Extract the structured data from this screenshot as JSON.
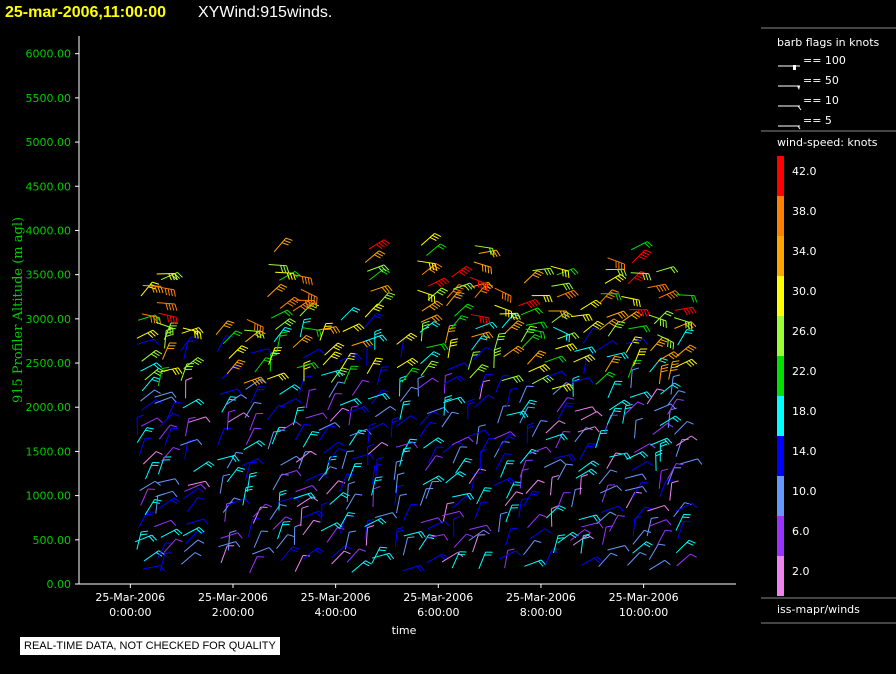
{
  "header": {
    "timestamp": "25-mar-2006,11:00:00",
    "product": "XYWind:915winds."
  },
  "footer": {
    "notice": "REAL-TIME DATA, NOT CHECKED FOR QUALITY"
  },
  "legend": {
    "barb_title": "barb flags in knots",
    "barbs": [
      {
        "label": "== 100",
        "kind": "flag100"
      },
      {
        "label": "== 50",
        "kind": "flag50"
      },
      {
        "label": "== 10",
        "kind": "barb10"
      },
      {
        "label": "== 5",
        "kind": "barb5"
      }
    ],
    "speed_title": "wind-speed: knots",
    "speed_bins": [
      {
        "label": "42.0",
        "color": "#ff0000"
      },
      {
        "label": "38.0",
        "color": "#ff7f00"
      },
      {
        "label": "34.0",
        "color": "#ffa500"
      },
      {
        "label": "30.0",
        "color": "#ffff00"
      },
      {
        "label": "26.0",
        "color": "#99ff33"
      },
      {
        "label": "22.0",
        "color": "#00e000"
      },
      {
        "label": "18.0",
        "color": "#00ffff"
      },
      {
        "label": "14.0",
        "color": "#0000ff"
      },
      {
        "label": "10.0",
        "color": "#6699ff"
      },
      {
        "label": "6.0",
        "color": "#9933ff"
      },
      {
        "label": "2.0",
        "color": "#ee82ee"
      }
    ],
    "source": "iss-mapr/winds"
  },
  "chart_data": {
    "type": "scatter",
    "ylabel": "915 Profiler Altitude (m agl)",
    "xlabel": "time",
    "ylim": [
      0,
      6200
    ],
    "yticks": [
      "0.00",
      "500.00",
      "1000.00",
      "1500.00",
      "2000.00",
      "2500.00",
      "3000.00",
      "3500.00",
      "4000.00",
      "4500.00",
      "5000.00",
      "5500.00",
      "6000.00"
    ],
    "xticks": [
      {
        "date": "25-Mar-2006",
        "time": "0:00:00"
      },
      {
        "date": "25-Mar-2006",
        "time": "2:00:00"
      },
      {
        "date": "25-Mar-2006",
        "time": "4:00:00"
      },
      {
        "date": "25-Mar-2006",
        "time": "6:00:00"
      },
      {
        "date": "25-Mar-2006",
        "time": "8:00:00"
      },
      {
        "date": "25-Mar-2006",
        "time": "10:00:00"
      }
    ],
    "xlim_hours": [
      -1,
      11.8
    ],
    "profile_times_hours": [
      0.2,
      0.6,
      1.1,
      1.8,
      2.3,
      2.8,
      3.3,
      3.8,
      4.2,
      4.7,
      5.2,
      5.7,
      6.2,
      6.7,
      7.2,
      7.7,
      8.2,
      8.7,
      9.2,
      9.7,
      10.2,
      10.6
    ],
    "color_field": "wind speed (knots)",
    "grid": false
  }
}
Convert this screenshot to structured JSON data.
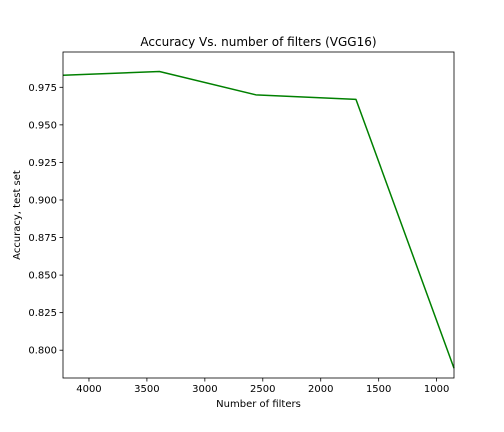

==========

EXERCISE AIM: Which lines contain the word "structured"? Return each of them.

WRITTEN ANSWER:
Extract the structured data from this screenshot as JSON.
Convert this screenshot to structured JSON data.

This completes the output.